── TEXTE DU DOCUMENT ──

LUNDI.
Lecture. On tue dans Central Park (The Park, Don Gold, Harper & Row, 1978 pour l’édition originale, Librairie des Champs-Elysées, coll. Le Masque n° 1613, 1980 pour la traduction française, adapté de l’américain par Jean-André et Claudine Rey; 160 p., s.p.m.)
Extrait. “Parvenus au cinéma, Samuels s’avança vers le guichet d’un pas assuré, les deux autres se tenant à l’écart et hors de la vue de l’employé.
– Qu’est-ce que c’est que ce film ? demanda Morgan.
– Un homme et une femme. Je crois que c’est un porno.”
MERCREDI.
Éphéméride.
“Sa. 14.10.1989
Je pars sous un ciel matelassé de nuées sombres, auquel je trouve un charme secret, expédie vigoureusement mes trois heures de cours et me retrouve libre pour un jour et demi. Pareil répit, cette année, est un bonheur. Il me semble passer ma vie au collège.” (Pierre Bergounioux, Carnet de notes 1980-1990)
Lecture. La Nouvelle Revue française n° 636 (Gallimard, mai 2019; 160 p., 15 €).
VENDREDI.
Le cabinet de curiosités du notulographe. Couteaux émoussés à Aubusson (Creuse), photo de l’auteur, 28 juillet 2016.
SAMEDI.
Films vus.
Robin des Bois, la véritable histoire (Anthony Marciano, France, 2015)

───
── DONNÉES BRUTES ──

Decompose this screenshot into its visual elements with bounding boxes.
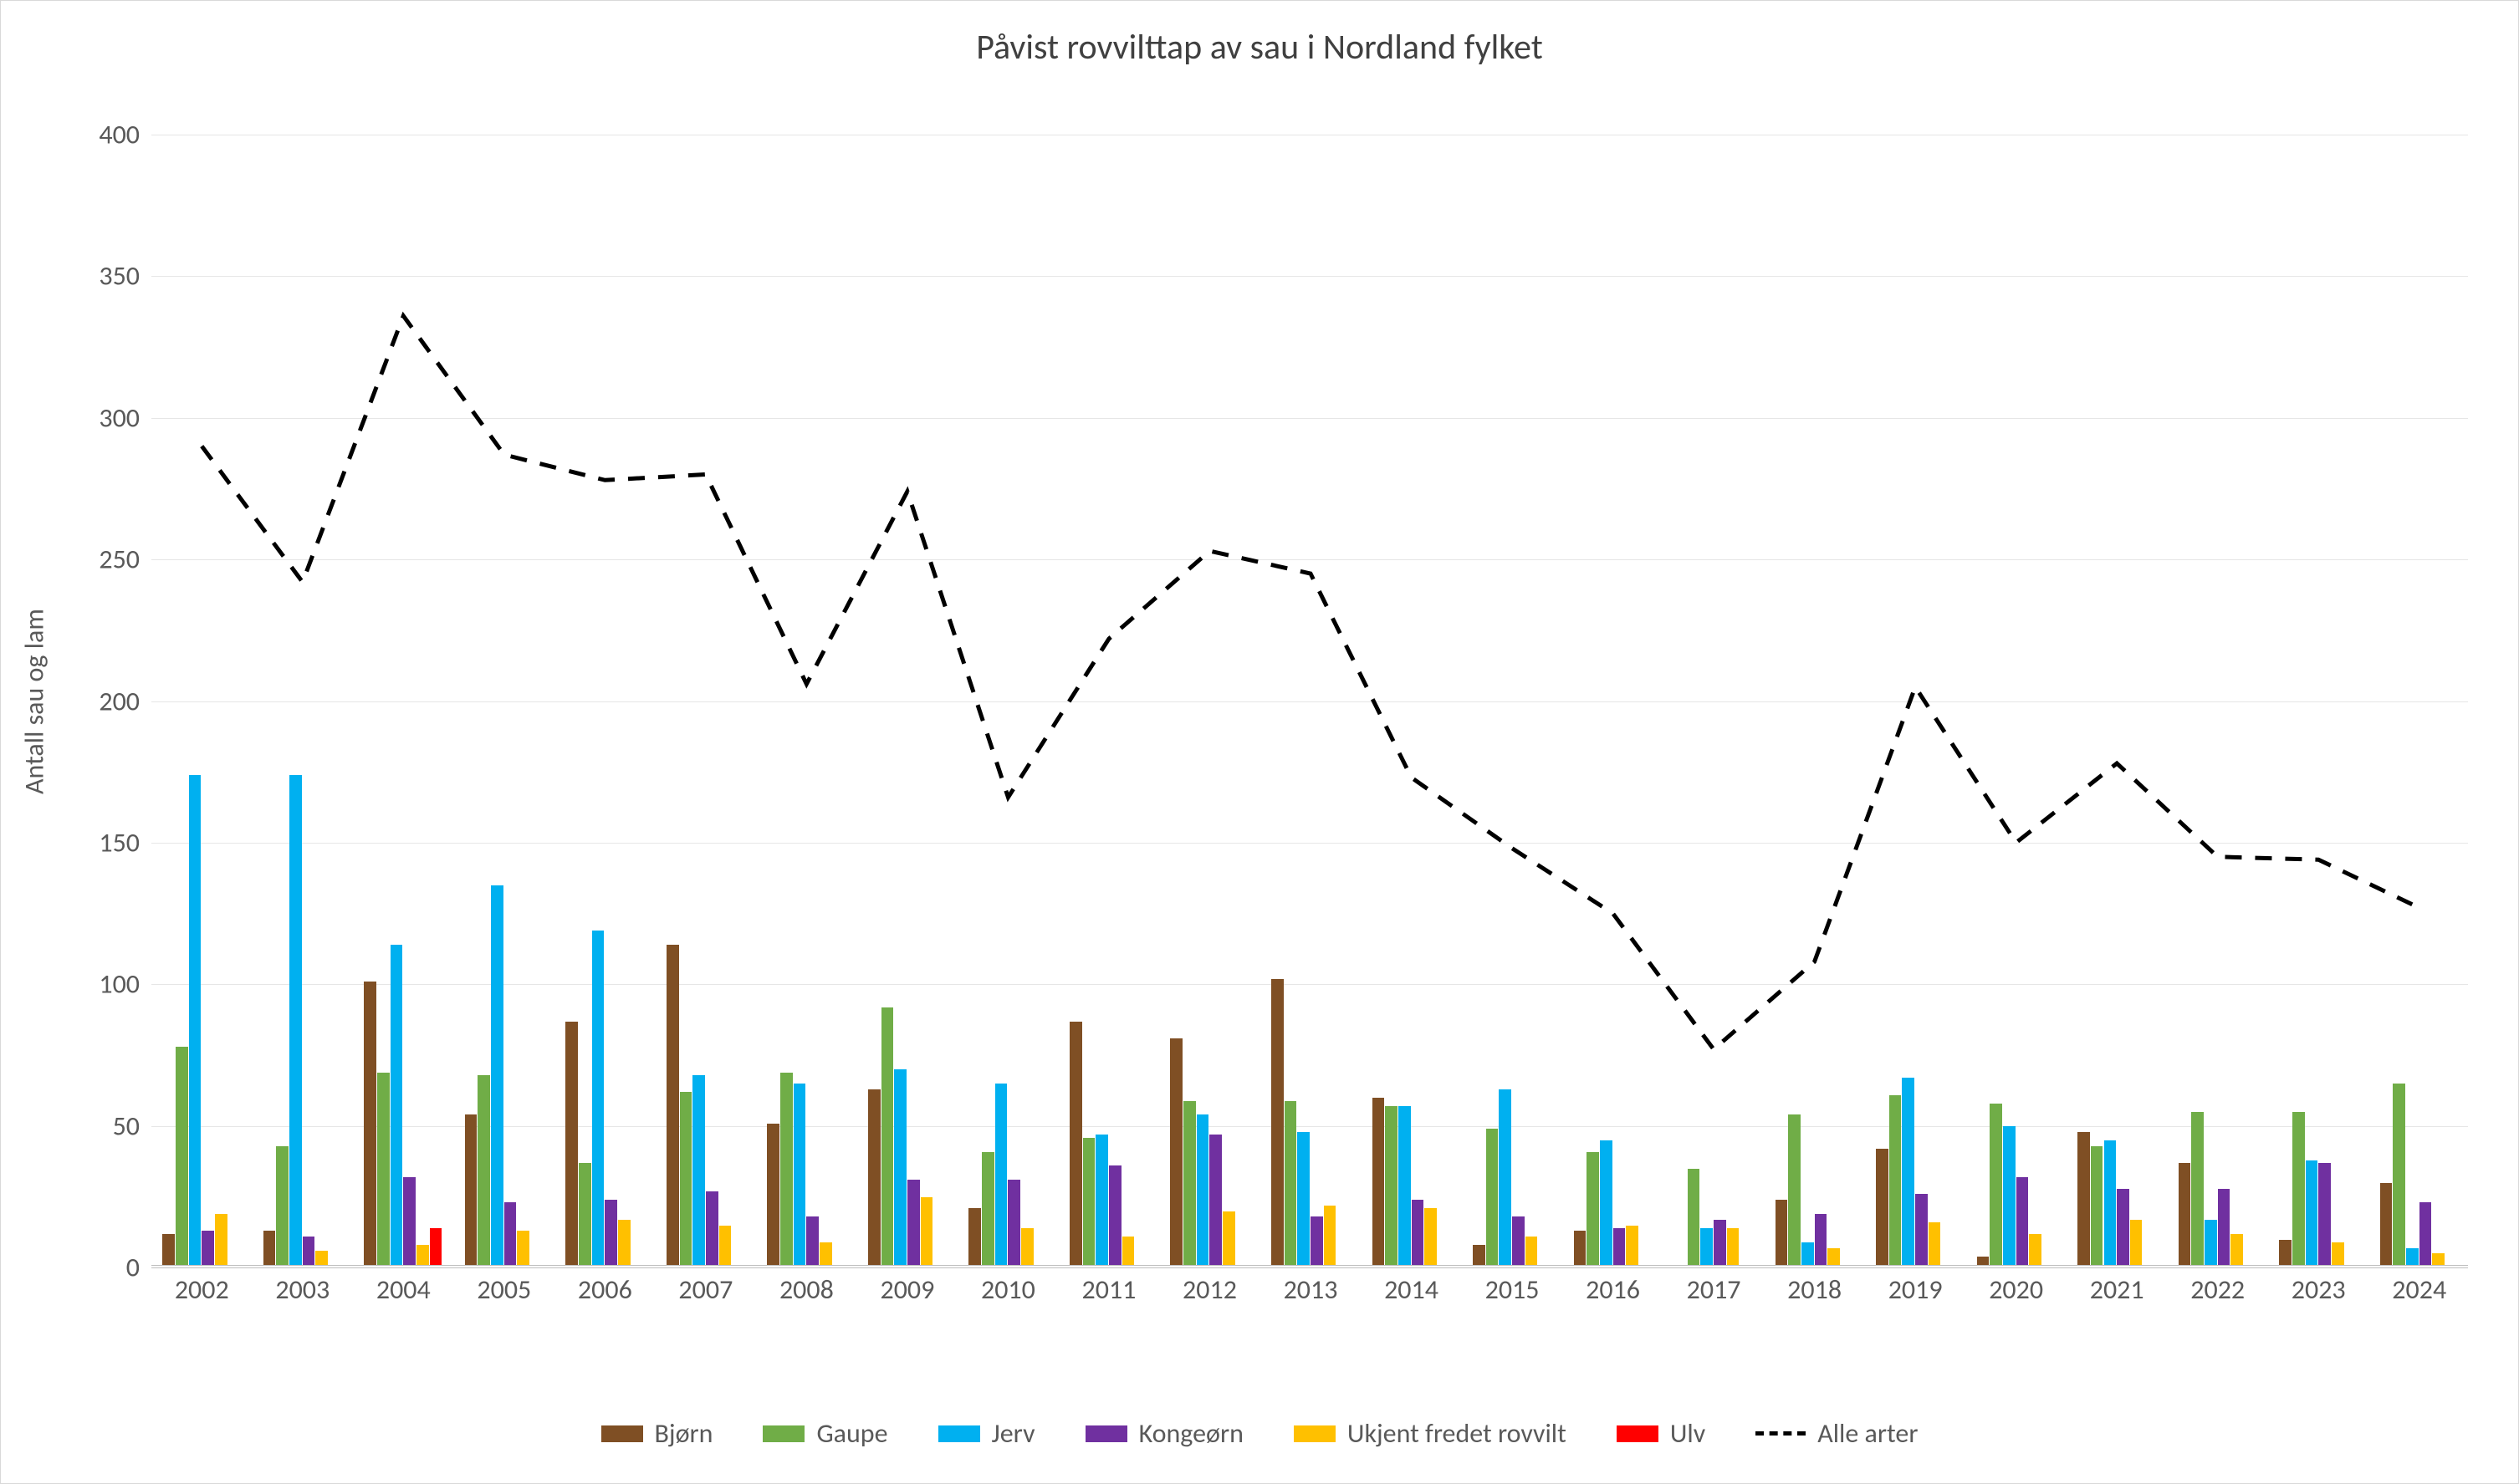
y-tick-label: 350 [73,260,151,293]
y-tick-label: 100 [73,968,151,1001]
legend-item-jerv: Jerv [938,1417,1035,1450]
x-tick-label: 2005 [477,1265,531,1306]
y-tick-label: 200 [73,685,151,717]
y-tick-label: 250 [73,543,151,576]
x-tick-label: 2021 [2090,1265,2144,1306]
legend-item-gaupe: Gaupe [763,1417,887,1450]
legend-item-kongeorn: Kongeørn [1086,1417,1244,1450]
x-tick-label: 2009 [880,1265,934,1306]
x-tick-label: 2007 [678,1265,733,1306]
total-line [151,135,2470,1267]
x-tick-label: 2012 [1183,1265,1237,1306]
legend-label: Ukjent fredet rovvilt [1347,1417,1566,1450]
x-tick-label: 2016 [1586,1265,1640,1306]
y-tick-label: 400 [73,119,151,151]
x-tick-label: 2014 [1384,1265,1438,1306]
legend-label: Ulv [1670,1417,1705,1450]
x-tick-label: 2008 [779,1265,834,1306]
legend-swatch [1617,1425,1658,1442]
x-tick-label: 2006 [578,1265,632,1306]
legend-label: Alle arter [1817,1417,1918,1450]
x-tick-label: 2017 [1687,1265,1741,1306]
x-tick-label: 2019 [1888,1265,1943,1306]
x-tick-label: 2020 [1989,1265,2043,1306]
y-tick-label: 0 [73,1252,151,1284]
legend-swatch [601,1425,643,1442]
y-tick-label: 50 [73,1109,151,1142]
legend-label: Kongeørn [1139,1417,1244,1450]
legend-line-swatch [1755,1431,1806,1436]
legend-swatch [763,1425,805,1442]
x-tick-label: 2022 [2190,1265,2245,1306]
legend: Bjørn Gaupe Jerv Kongeørn Ukjent fredet rovv… [1,1417,2518,1450]
legend-item-ukjent: Ukjent fredet rovvilt [1294,1417,1566,1450]
legend-swatch [1086,1425,1127,1442]
plot-area: 0501001502002503003504002002200320042005… [151,135,2468,1266]
y-tick-label: 150 [73,826,151,859]
y-tick-label: 300 [73,401,151,434]
x-tick-label: 2003 [275,1265,330,1306]
legend-item-bjorn: Bjørn [601,1417,713,1450]
x-tick-label: 2004 [376,1265,431,1306]
x-tick-label: 2023 [2292,1265,2346,1306]
legend-label: Bjørn [655,1417,713,1450]
x-tick-label: 2015 [1485,1265,1540,1306]
legend-item-alle-arter: Alle arter [1755,1417,1918,1450]
legend-swatch [1294,1425,1336,1442]
x-tick-label: 2002 [175,1265,229,1306]
x-tick-label: 2010 [981,1265,1035,1306]
x-tick-label: 2018 [1787,1265,1842,1306]
legend-label: Jerv [992,1417,1035,1450]
legend-label: Gaupe [816,1417,887,1450]
x-tick-label: 2011 [1082,1265,1137,1306]
chart-container: Påvist rovvilttap av sau i Nordland fylk… [0,0,2519,1484]
legend-swatch [938,1425,980,1442]
x-tick-label: 2013 [1284,1265,1338,1306]
chart-title: Påvist rovvilttap av sau i Nordland fylk… [1,26,2518,69]
y-axis-title: Antall sau og lam [18,609,51,794]
legend-item-ulv: Ulv [1617,1417,1705,1450]
x-tick-label: 2024 [2392,1265,2446,1306]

───

| CONSIGNES |
**A)** Répondez à ces questions sur le journal de la semaine :
(i) Quel numéro porte la traduction française d'On tue dans Central Park dans la collection Le Masque ?
(ii) Quel est le prix de La Nouvelle Revue française n° 636 ?
(iii) Qui a réalisé Robin des Bois, la véritable histoire ?
**B)** Reproduisez tel quel, dans le journal de la semaine, tout ce qui va de « Lecture. La Nouvelle » jusqu'à « 28 juillet 2016. ».
**C)** Poursuivez le journal de la semaine à partir de sa dernière ligne.

| RÉPONSES PAR CONSIGNE |
**A)**
(i) Le n° 1613.
(ii) 15 €.
(iii) Anthony Marciano.

**B)**
Lecture. La Nouvelle Revue française n° 636 (Gallimard, mai 2019; 160 p., 15 €).
VENDREDI.
Le cabinet de curiosités du notulographe. Couteaux émoussés à Aubusson (Creuse), photo de l’auteur, 28 juillet 2016.

**C)**
Crypto (John Stalberg Jr., É.-U., 2019)
Tombé du ciel (Strange Invaders, court métrage, Cordell Barker, Canada, 2001)
Les Choses qu’on dit, les choses qu’on fait (Emmanuel Mouret, France, 2020)
Night Moves (Kelly Reichardt, É.-U., 2013)
Une fille facile (Rebecca Zlotowski, France, 2019)
Les Proscrits (Berg-Ejvind och hans hustru, Victor Sjöström, Suède, 1918)
Greta (Neil Jordan, Irlande – É.-U., 2019).
L’Invent’Hair perd ses poils.
Paris (Seine), rue Vivienne, photo de Pierre Cohen-Hadria, 13 septembre 2011 / Pont-Sainte-Maxence (Oise), photo de Jean-Christophe Soum-Fontez, 30 juin 2014
Poil et pellicule.
Un sac de billes (Christian Duguay, France – Canada – République tchèque, 2017)
DIMANCHE.
Vie notulaire. Pas de notules aujourd’hui, c’était ce qui était écrit. En fait, le numéro aurait pu partir : les agapes prévues en cette fin de semaine, qui devaient nous tenir éloignés du foyer, ont été logiquement annulées. On se faisait une joie de se réunir en l’honneur de M. et F., mon plus vieil ami sur terre et, à ce titre, premier notulien de l’humanité, mais la prudence a prévalu.
LUNDI.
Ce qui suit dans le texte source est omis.